===== Data =====
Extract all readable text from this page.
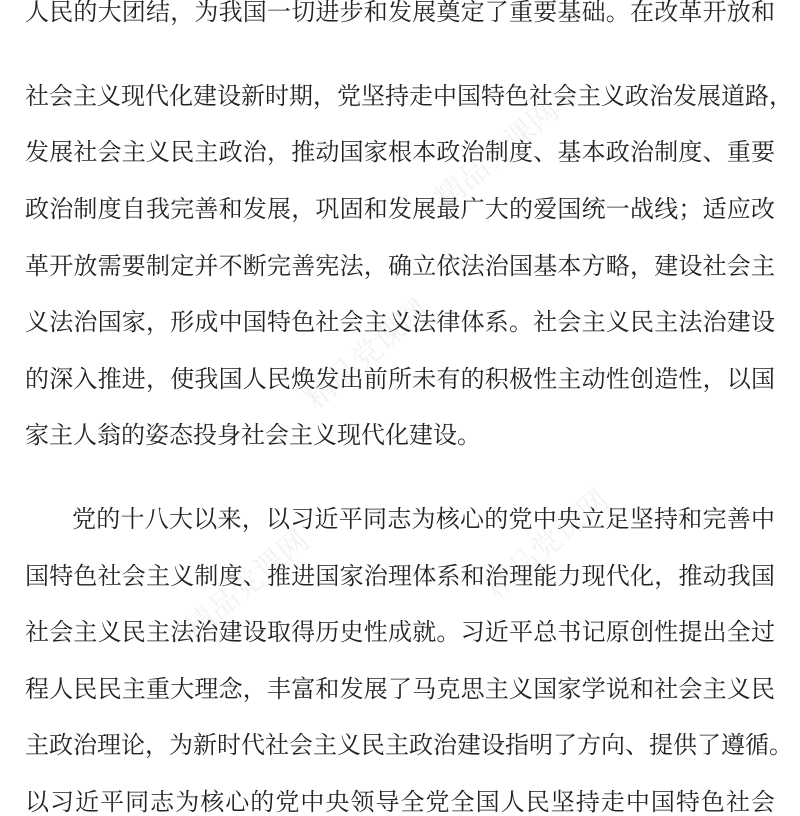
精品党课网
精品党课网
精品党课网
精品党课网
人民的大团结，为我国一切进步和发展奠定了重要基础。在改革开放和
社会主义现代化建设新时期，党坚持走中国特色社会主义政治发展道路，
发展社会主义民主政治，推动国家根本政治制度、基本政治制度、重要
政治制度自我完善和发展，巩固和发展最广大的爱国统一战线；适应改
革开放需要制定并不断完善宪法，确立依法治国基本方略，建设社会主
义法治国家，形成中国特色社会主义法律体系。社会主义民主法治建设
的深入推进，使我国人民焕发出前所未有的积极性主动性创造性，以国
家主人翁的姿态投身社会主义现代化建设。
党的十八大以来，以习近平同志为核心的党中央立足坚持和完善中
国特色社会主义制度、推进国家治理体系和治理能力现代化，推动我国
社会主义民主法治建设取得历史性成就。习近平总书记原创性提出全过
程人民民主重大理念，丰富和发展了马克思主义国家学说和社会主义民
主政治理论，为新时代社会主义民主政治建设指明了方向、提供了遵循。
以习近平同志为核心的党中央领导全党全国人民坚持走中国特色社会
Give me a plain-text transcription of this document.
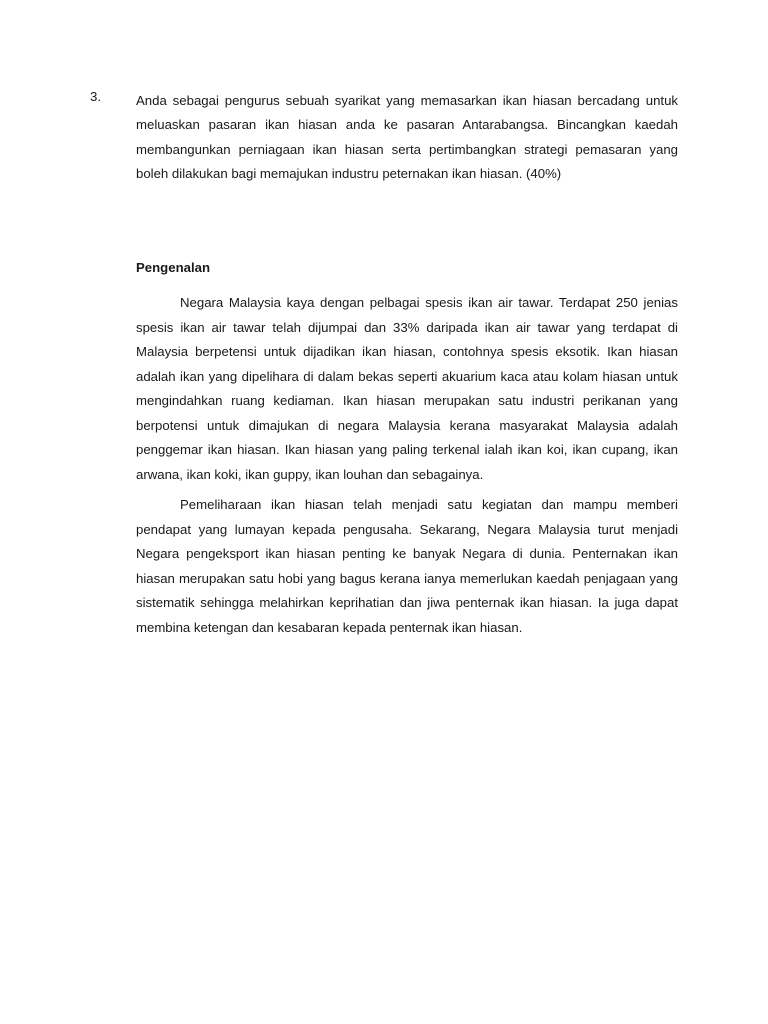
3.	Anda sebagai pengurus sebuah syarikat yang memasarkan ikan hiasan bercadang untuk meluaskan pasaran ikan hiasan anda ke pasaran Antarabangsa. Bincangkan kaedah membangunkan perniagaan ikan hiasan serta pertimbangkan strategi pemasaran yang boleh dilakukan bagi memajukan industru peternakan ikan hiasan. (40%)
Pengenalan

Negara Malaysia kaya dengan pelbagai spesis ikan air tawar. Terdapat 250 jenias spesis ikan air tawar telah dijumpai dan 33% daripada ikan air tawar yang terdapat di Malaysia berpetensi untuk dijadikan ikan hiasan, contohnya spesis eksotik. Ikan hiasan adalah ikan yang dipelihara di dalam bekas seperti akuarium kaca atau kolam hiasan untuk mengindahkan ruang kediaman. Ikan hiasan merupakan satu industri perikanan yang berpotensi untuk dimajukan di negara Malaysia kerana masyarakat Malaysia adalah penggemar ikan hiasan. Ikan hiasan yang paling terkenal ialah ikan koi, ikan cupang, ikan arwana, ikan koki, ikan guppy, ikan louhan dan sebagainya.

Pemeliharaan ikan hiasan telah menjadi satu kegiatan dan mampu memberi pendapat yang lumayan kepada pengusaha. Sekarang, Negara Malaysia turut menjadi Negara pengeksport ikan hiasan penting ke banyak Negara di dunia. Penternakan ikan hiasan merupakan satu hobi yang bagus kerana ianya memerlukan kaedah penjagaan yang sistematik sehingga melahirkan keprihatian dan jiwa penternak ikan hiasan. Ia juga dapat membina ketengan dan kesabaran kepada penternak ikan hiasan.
=====
===== Data =====
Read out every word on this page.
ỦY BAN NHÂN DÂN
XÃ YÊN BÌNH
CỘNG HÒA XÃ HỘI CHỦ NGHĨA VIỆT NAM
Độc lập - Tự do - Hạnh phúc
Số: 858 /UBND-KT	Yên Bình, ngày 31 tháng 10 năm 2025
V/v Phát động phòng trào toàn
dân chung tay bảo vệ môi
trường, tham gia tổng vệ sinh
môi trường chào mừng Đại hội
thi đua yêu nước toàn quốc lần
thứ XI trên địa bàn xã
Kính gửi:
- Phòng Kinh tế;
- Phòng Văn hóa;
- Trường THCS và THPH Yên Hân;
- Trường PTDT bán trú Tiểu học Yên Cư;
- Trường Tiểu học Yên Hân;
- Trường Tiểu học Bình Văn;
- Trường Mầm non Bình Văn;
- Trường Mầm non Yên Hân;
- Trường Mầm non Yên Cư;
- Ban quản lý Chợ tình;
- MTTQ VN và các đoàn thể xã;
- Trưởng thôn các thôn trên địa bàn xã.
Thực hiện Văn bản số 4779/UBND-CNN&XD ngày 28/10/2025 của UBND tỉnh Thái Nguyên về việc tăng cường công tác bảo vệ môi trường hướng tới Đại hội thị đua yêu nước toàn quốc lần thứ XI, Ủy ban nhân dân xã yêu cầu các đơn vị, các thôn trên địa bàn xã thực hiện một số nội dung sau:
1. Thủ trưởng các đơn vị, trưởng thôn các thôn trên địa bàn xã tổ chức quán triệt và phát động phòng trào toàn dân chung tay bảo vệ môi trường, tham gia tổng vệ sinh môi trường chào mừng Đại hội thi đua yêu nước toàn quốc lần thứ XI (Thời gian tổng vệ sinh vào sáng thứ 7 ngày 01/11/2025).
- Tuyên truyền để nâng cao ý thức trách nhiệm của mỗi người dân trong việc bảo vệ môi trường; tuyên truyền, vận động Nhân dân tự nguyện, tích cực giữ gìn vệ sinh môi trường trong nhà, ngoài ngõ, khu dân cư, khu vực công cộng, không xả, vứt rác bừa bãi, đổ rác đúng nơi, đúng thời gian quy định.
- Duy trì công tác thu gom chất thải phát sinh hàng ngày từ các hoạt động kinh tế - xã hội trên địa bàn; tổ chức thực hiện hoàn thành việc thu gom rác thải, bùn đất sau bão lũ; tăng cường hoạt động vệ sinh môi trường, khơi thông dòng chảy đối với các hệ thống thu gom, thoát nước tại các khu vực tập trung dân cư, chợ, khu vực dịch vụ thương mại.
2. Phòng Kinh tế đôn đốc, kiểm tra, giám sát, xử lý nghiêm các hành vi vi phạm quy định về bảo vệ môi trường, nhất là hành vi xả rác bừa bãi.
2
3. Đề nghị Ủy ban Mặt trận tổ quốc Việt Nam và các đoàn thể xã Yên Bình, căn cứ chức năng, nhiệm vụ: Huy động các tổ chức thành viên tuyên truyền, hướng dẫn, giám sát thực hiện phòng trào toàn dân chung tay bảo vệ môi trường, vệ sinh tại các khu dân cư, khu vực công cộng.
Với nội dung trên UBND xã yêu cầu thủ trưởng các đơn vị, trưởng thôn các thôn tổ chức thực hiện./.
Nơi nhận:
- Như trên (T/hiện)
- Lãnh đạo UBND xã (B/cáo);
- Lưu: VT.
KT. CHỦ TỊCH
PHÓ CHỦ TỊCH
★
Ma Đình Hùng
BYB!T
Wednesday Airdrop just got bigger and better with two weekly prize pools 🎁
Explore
=====
===== Data =====
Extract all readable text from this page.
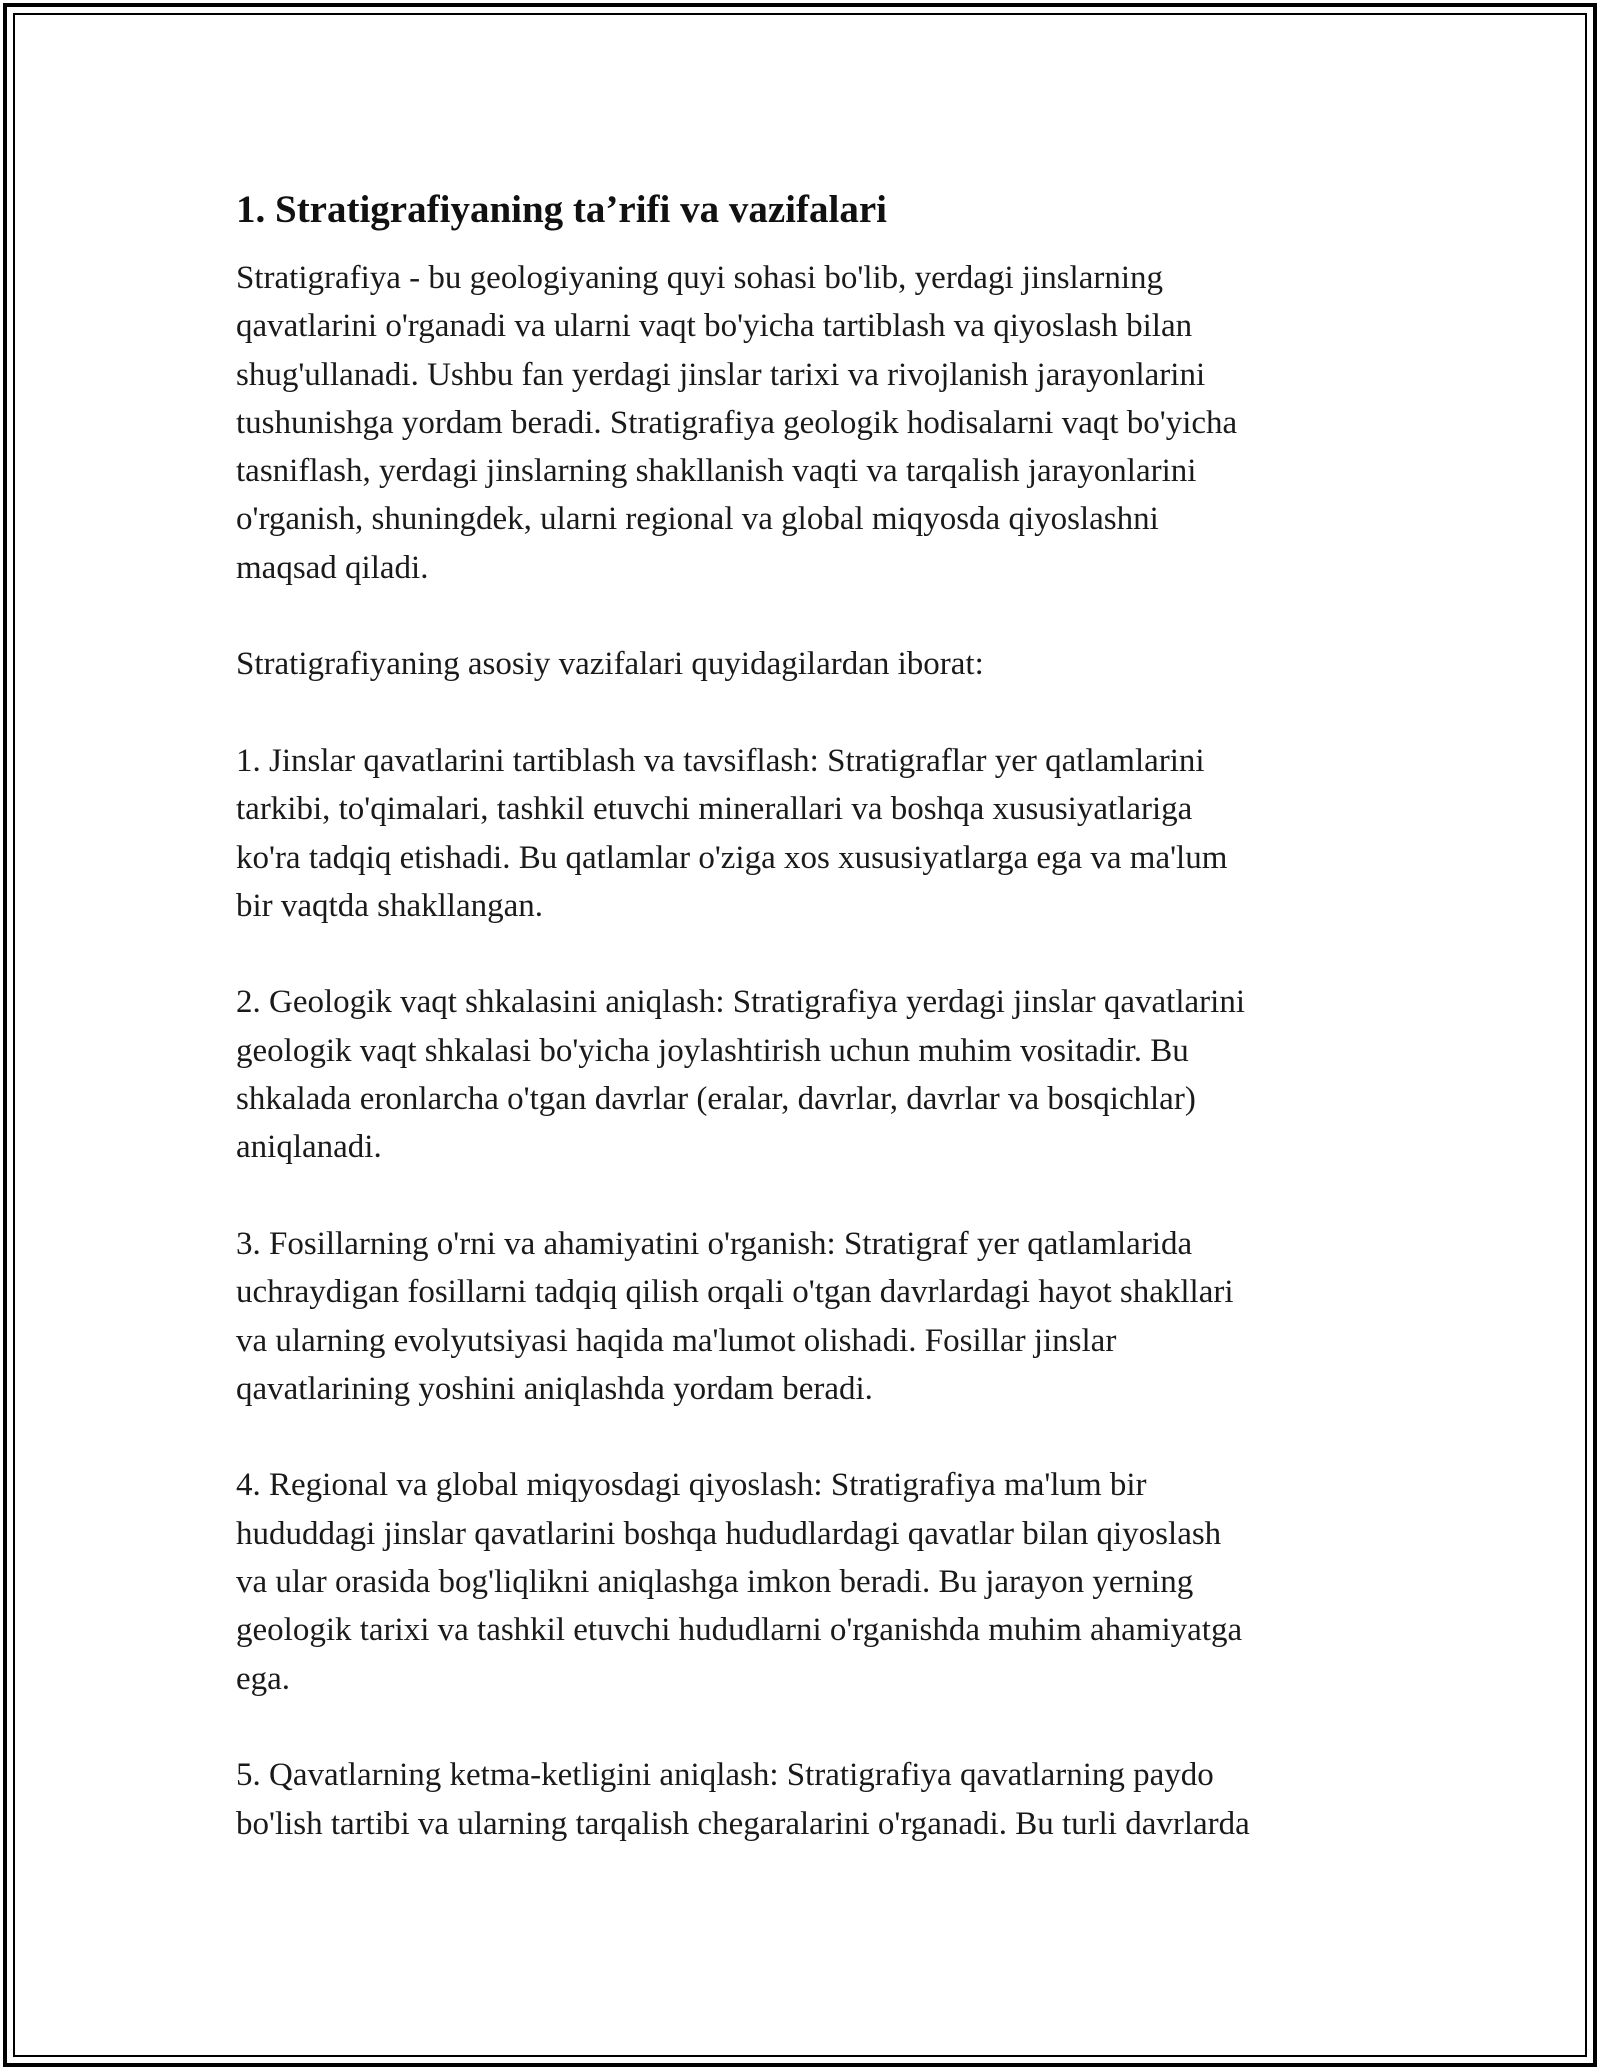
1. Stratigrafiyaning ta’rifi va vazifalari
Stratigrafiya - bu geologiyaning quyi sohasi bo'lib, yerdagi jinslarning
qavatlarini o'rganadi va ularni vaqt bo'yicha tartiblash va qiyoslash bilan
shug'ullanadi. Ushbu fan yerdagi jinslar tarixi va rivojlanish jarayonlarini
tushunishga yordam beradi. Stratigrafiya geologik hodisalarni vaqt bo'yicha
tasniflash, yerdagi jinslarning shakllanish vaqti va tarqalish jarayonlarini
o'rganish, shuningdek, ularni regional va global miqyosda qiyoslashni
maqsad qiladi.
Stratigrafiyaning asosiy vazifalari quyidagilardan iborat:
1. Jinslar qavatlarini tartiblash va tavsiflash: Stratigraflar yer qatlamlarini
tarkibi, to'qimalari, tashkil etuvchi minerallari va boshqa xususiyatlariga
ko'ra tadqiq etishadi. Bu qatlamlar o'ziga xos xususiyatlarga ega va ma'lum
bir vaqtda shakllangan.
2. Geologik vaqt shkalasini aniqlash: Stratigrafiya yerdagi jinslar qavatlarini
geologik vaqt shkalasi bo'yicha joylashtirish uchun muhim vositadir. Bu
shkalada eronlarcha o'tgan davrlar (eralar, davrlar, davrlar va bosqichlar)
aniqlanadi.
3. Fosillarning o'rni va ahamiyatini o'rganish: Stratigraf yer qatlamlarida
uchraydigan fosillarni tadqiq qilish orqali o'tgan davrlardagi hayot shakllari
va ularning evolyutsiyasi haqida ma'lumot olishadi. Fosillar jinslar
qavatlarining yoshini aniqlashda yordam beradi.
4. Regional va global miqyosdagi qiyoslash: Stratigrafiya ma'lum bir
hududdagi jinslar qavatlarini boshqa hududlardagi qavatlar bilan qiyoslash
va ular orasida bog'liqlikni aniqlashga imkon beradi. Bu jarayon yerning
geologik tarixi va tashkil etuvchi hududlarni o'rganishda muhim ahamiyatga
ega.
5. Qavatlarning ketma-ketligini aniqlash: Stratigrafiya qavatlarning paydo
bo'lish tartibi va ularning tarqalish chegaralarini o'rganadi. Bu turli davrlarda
=====
__Directions__.
Every line of the listing that holds "trào" should be found and copied.

__Exercise answer__.
V/v Phát động phòng trào toàn
1. Thủ trưởng các đơn vị, trưởng thôn các thôn trên địa bàn xã tổ chức quán triệt và phát động phòng trào toàn dân chung tay bảo vệ môi trường, tham gia tổng vệ sinh môi trường chào mừng Đại hội thi đua yêu nước toàn quốc lần thứ XI (Thời gian tổng vệ sinh vào sáng thứ 7 ngày 01/11/2025).
3. Đề nghị Ủy ban Mặt trận tổ quốc Việt Nam và các đoàn thể xã Yên Bình, căn cứ chức năng, nhiệm vụ: Huy động các tổ chức thành viên tuyên truyền, hướng dẫn, giám sát thực hiện phòng trào toàn dân chung tay bảo vệ môi trường, vệ sinh tại các khu dân cư, khu vực công cộng.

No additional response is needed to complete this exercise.